» Objective
Please quote every line word for word.

» Supplied material

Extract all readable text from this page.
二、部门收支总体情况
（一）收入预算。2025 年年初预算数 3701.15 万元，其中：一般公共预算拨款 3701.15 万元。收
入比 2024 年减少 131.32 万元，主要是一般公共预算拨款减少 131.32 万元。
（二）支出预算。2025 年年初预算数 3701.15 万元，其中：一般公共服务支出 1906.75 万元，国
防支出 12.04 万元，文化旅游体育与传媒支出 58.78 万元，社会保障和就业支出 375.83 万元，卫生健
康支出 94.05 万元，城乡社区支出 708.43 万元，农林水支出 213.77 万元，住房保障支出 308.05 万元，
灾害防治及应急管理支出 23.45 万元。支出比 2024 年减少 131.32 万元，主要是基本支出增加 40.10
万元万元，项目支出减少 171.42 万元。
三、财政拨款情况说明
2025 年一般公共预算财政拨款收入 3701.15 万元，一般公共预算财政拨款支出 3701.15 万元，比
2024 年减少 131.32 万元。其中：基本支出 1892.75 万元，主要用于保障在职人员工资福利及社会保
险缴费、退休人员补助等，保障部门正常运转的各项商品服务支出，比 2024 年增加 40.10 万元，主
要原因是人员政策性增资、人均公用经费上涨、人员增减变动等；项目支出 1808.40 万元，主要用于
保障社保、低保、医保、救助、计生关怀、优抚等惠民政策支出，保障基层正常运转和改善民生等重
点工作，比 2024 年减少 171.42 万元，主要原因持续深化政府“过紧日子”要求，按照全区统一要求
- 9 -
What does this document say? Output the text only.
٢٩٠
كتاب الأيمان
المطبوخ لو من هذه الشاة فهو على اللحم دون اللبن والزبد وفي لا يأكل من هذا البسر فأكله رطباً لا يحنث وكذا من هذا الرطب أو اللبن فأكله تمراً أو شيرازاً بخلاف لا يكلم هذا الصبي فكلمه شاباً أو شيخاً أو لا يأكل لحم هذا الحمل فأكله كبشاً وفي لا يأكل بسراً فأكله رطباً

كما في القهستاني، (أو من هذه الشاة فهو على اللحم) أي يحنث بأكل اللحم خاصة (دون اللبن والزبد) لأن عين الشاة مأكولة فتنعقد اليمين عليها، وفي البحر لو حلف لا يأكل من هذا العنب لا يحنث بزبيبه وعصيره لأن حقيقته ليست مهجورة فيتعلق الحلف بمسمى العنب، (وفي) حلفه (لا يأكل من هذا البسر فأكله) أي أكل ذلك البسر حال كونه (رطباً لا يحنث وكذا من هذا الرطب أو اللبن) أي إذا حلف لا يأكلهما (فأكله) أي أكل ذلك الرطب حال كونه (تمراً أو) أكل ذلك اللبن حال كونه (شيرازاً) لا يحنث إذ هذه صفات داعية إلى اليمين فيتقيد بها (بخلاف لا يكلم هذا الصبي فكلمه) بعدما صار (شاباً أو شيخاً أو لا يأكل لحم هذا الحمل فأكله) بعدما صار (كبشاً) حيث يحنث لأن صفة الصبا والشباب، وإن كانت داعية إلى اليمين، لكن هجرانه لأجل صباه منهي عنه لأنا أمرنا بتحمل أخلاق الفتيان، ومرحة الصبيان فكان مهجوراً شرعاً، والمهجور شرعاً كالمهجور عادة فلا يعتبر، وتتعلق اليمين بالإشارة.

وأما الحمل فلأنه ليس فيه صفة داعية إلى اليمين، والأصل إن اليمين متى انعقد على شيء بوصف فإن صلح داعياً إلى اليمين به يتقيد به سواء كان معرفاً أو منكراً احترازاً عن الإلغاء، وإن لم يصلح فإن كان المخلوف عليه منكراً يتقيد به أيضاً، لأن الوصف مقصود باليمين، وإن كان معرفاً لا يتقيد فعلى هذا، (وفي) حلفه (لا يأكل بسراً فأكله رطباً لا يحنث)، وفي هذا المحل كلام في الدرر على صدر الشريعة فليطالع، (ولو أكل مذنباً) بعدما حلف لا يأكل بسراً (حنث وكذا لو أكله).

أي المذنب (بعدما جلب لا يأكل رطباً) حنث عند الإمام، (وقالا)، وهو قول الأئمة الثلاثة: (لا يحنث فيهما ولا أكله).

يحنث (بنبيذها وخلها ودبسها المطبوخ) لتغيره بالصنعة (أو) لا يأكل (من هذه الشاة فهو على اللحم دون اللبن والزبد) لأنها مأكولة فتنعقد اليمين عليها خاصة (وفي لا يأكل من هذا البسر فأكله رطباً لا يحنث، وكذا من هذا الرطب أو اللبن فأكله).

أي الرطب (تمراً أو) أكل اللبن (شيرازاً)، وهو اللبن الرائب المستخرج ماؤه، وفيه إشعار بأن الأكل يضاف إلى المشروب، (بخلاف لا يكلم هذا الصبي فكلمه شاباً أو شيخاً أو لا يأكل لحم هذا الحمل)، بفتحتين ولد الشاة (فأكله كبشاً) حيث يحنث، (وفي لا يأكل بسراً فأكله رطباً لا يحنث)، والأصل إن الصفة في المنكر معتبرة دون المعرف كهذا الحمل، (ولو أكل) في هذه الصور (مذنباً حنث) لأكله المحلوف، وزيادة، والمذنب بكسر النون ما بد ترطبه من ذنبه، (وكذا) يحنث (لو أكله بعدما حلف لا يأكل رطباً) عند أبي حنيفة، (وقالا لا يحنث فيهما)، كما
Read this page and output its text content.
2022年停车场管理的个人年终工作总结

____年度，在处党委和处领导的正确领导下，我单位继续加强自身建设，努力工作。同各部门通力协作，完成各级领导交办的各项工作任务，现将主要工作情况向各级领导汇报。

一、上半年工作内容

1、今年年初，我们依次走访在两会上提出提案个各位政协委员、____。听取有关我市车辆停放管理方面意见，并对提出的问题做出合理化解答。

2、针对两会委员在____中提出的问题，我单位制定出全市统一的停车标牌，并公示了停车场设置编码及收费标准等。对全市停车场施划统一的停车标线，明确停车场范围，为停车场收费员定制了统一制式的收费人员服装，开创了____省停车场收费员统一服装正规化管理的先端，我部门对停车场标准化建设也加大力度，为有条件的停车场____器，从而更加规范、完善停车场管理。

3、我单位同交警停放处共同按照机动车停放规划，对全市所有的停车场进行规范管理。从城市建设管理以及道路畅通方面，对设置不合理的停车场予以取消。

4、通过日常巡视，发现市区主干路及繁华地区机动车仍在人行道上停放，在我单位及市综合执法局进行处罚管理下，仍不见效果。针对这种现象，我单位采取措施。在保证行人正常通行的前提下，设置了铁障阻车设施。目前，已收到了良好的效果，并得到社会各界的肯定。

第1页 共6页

» Full output
Extract all readable text from this page.
二、部门收支总体情况
（一）收入预算。2025 年年初预算数 3701.15 万元，其中：一般公共预算拨款 3701.15 万元。收
入比 2024 年减少 131.32 万元，主要是一般公共预算拨款减少 131.32 万元。
（二）支出预算。2025 年年初预算数 3701.15 万元，其中：一般公共服务支出 1906.75 万元，国
防支出 12.04 万元，文化旅游体育与传媒支出 58.78 万元，社会保障和就业支出 375.83 万元，卫生健
康支出 94.05 万元，城乡社区支出 708.43 万元，农林水支出 213.77 万元，住房保障支出 308.05 万元，
灾害防治及应急管理支出 23.45 万元。支出比 2024 年减少 131.32 万元，主要是基本支出增加 40.10
万元万元，项目支出减少 171.42 万元。
三、财政拨款情况说明
2025 年一般公共预算财政拨款收入 3701.15 万元，一般公共预算财政拨款支出 3701.15 万元，比
2024 年减少 131.32 万元。其中：基本支出 1892.75 万元，主要用于保障在职人员工资福利及社会保
险缴费、退休人员补助等，保障部门正常运转的各项商品服务支出，比 2024 年增加 40.10 万元，主
要原因是人员政策性增资、人均公用经费上涨、人员增减变动等；项目支出 1808.40 万元，主要用于
保障社保、低保、医保、救助、计生关怀、优抚等惠民政策支出，保障基层正常运转和改善民生等重
点工作，比 2024 年减少 171.42 万元，主要原因持续深化政府“过紧日子”要求，按照全区统一要求
- 9 -
What does this document say? Output the text only.
٢٩٠
كتاب الأيمان
المطبوخ لو من هذه الشاة فهو على اللحم دون اللبن والزبد وفي لا يأكل من هذا البسر فأكله رطباً لا يحنث وكذا من هذا الرطب أو اللبن فأكله تمراً أو شيرازاً بخلاف لا يكلم هذا الصبي فكلمه شاباً أو شيخاً أو لا يأكل لحم هذا الحمل فأكله كبشاً وفي لا يأكل بسراً فأكله رطباً

كما في القهستاني، (أو من هذه الشاة فهو على اللحم) أي يحنث بأكل اللحم خاصة (دون اللبن والزبد) لأن عين الشاة مأكولة فتنعقد اليمين عليها، وفي البحر لو حلف لا يأكل من هذا العنب لا يحنث بزبيبه وعصيره لأن حقيقته ليست مهجورة فيتعلق الحلف بمسمى العنب، (وفي) حلفه (لا يأكل من هذا البسر فأكله) أي أكل ذلك البسر حال كونه (رطباً لا يحنث وكذا من هذا الرطب أو اللبن) أي إذا حلف لا يأكلهما (فأكله) أي أكل ذلك الرطب حال كونه (تمراً أو) أكل ذلك اللبن حال كونه (شيرازاً) لا يحنث إذ هذه صفات داعية إلى اليمين فيتقيد بها (بخلاف لا يكلم هذا الصبي فكلمه) بعدما صار (شاباً أو شيخاً أو لا يأكل لحم هذا الحمل فأكله) بعدما صار (كبشاً) حيث يحنث لأن صفة الصبا والشباب، وإن كانت داعية إلى اليمين، لكن هجرانه لأجل صباه منهي عنه لأنا أمرنا بتحمل أخلاق الفتيان، ومرحة الصبيان فكان مهجوراً شرعاً، والمهجور شرعاً كالمهجور عادة فلا يعتبر، وتتعلق اليمين بالإشارة.

وأما الحمل فلأنه ليس فيه صفة داعية إلى اليمين، والأصل إن اليمين متى انعقد على شيء بوصف فإن صلح داعياً إلى اليمين به يتقيد به سواء كان معرفاً أو منكراً احترازاً عن الإلغاء، وإن لم يصلح فإن كان المخلوف عليه منكراً يتقيد به أيضاً، لأن الوصف مقصود باليمين، وإن كان معرفاً لا يتقيد فعلى هذا، (وفي) حلفه (لا يأكل بسراً فأكله رطباً لا يحنث)، وفي هذا المحل كلام في الدرر على صدر الشريعة فليطالع، (ولو أكل مذنباً) بعدما حلف لا يأكل بسراً (حنث وكذا لو أكله).

أي المذنب (بعدما جلب لا يأكل رطباً) حنث عند الإمام، (وقالا)، وهو قول الأئمة الثلاثة: (لا يحنث فيهما ولا أكله).

يحنث (بنبيذها وخلها ودبسها المطبوخ) لتغيره بالصنعة (أو) لا يأكل (من هذه الشاة فهو على اللحم دون اللبن والزبد) لأنها مأكولة فتنعقد اليمين عليها خاصة (وفي لا يأكل من هذا البسر فأكله رطباً لا يحنث، وكذا من هذا الرطب أو اللبن فأكله).

أي الرطب (تمراً أو) أكل اللبن (شيرازاً)، وهو اللبن الرائب المستخرج ماؤه، وفيه إشعار بأن الأكل يضاف إلى المشروب، (بخلاف لا يكلم هذا الصبي فكلمه شاباً أو شيخاً أو لا يأكل لحم هذا الحمل)، بفتحتين ولد الشاة (فأكله كبشاً) حيث يحنث، (وفي لا يأكل بسراً فأكله رطباً لا يحنث)، والأصل إن الصفة في المنكر معتبرة دون المعرف كهذا الحمل، (ولو أكل) في هذه الصور (مذنباً حنث) لأكله المحلوف، وزيادة، والمذنب بكسر النون ما بد ترطبه من ذنبه، (وكذا) يحنث (لو أكله بعدما حلف لا يأكل رطباً) عند أبي حنيفة، (وقالا لا يحنث فيهما)، كما
Read this page and output its text content.
2022年停车场管理的个人年终工作总结

____年度，在处党委和处领导的正确领导下，我单位继续加强自身建设，努力工作。同各部门通力协作，完成各级领导交办的各项工作任务，现将主要工作情况向各级领导汇报。

一、上半年工作内容

1、今年年初，我们依次走访在两会上提出提案个各位政协委员、____。听取有关我市车辆停放管理方面意见，并对提出的问题做出合理化解答。

2、针对两会委员在____中提出的问题，我单位制定出全市统一的停车标牌，并公示了停车场设置编码及收费标准等。对全市停车场施划统一的停车标线，明确停车场范围，为停车场收费员定制了统一制式的收费人员服装，开创了____省停车场收费员统一服装正规化管理的先端，我部门对停车场标准化建设也加大力度，为有条件的停车场____器，从而更加规范、完善停车场管理。

3、我单位同交警停放处共同按照机动车停放规划，对全市所有的停车场进行规范管理。从城市建设管理以及道路畅通方面，对设置不合理的停车场予以取消。

4、通过日常巡视，发现市区主干路及繁华地区机动车仍在人行道上停放，在我单位及市综合执法局进行处罚管理下，仍不见效果。针对这种现象，我单位采取措施。在保证行人正常通行的前提下，设置了铁障阻车设施。目前，已收到了良好的效果，并得到社会各界的肯定。

第1页 共6页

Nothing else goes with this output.